> **Task to carry out**
Look through the records that follow. Copy every line containing the word "data".

++++ Listing ++++

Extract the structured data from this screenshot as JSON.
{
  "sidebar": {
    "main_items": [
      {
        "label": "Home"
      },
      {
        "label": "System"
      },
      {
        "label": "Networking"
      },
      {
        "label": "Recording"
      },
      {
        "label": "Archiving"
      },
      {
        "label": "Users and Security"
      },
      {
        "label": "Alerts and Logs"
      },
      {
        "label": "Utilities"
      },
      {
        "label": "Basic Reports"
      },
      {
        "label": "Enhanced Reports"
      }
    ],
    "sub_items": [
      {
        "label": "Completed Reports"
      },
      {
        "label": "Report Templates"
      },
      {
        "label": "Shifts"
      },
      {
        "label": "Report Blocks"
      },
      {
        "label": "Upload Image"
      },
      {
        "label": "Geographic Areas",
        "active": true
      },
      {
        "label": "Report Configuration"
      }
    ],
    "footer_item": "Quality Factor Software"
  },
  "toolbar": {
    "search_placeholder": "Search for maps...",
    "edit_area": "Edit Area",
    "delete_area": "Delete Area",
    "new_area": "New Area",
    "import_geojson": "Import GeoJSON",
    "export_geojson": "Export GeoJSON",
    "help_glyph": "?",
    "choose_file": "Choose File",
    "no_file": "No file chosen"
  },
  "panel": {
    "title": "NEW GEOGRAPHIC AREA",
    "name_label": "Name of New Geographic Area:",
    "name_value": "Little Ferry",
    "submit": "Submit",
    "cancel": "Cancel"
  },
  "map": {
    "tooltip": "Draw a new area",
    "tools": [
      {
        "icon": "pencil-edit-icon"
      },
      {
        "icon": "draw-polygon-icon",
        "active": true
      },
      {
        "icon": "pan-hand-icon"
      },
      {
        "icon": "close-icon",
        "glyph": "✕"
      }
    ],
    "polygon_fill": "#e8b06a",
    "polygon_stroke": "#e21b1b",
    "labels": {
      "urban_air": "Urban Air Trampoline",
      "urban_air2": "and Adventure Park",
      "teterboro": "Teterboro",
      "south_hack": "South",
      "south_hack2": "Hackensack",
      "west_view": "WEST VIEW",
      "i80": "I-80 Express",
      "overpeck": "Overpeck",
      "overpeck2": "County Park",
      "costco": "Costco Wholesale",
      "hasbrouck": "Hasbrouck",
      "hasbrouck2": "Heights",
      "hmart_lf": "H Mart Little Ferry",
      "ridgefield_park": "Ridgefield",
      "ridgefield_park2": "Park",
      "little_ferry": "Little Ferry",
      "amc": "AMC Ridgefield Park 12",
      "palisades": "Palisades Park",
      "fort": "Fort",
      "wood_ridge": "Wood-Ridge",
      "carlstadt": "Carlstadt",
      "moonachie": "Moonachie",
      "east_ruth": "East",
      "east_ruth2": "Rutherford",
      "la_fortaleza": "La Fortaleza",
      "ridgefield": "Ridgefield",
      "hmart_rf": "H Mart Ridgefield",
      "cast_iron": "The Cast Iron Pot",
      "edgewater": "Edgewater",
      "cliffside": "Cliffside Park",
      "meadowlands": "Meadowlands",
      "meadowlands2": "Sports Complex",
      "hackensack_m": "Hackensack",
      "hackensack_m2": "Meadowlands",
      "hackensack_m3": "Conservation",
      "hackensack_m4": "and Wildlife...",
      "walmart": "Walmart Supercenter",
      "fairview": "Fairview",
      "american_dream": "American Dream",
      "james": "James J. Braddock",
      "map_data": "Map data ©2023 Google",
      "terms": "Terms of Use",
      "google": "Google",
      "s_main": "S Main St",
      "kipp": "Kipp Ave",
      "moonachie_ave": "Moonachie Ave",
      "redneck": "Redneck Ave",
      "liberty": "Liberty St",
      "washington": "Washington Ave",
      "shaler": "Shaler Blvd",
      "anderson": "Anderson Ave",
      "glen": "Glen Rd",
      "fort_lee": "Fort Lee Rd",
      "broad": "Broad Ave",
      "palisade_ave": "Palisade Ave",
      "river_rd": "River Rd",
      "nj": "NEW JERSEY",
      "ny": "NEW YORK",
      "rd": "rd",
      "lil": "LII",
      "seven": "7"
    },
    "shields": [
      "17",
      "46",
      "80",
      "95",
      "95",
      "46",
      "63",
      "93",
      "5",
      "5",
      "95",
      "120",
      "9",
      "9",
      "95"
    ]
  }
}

++++

> **Exercise output**
Extract the structured data from this screenshot as JSON.
      "map_data": "Map data ©2023 Google",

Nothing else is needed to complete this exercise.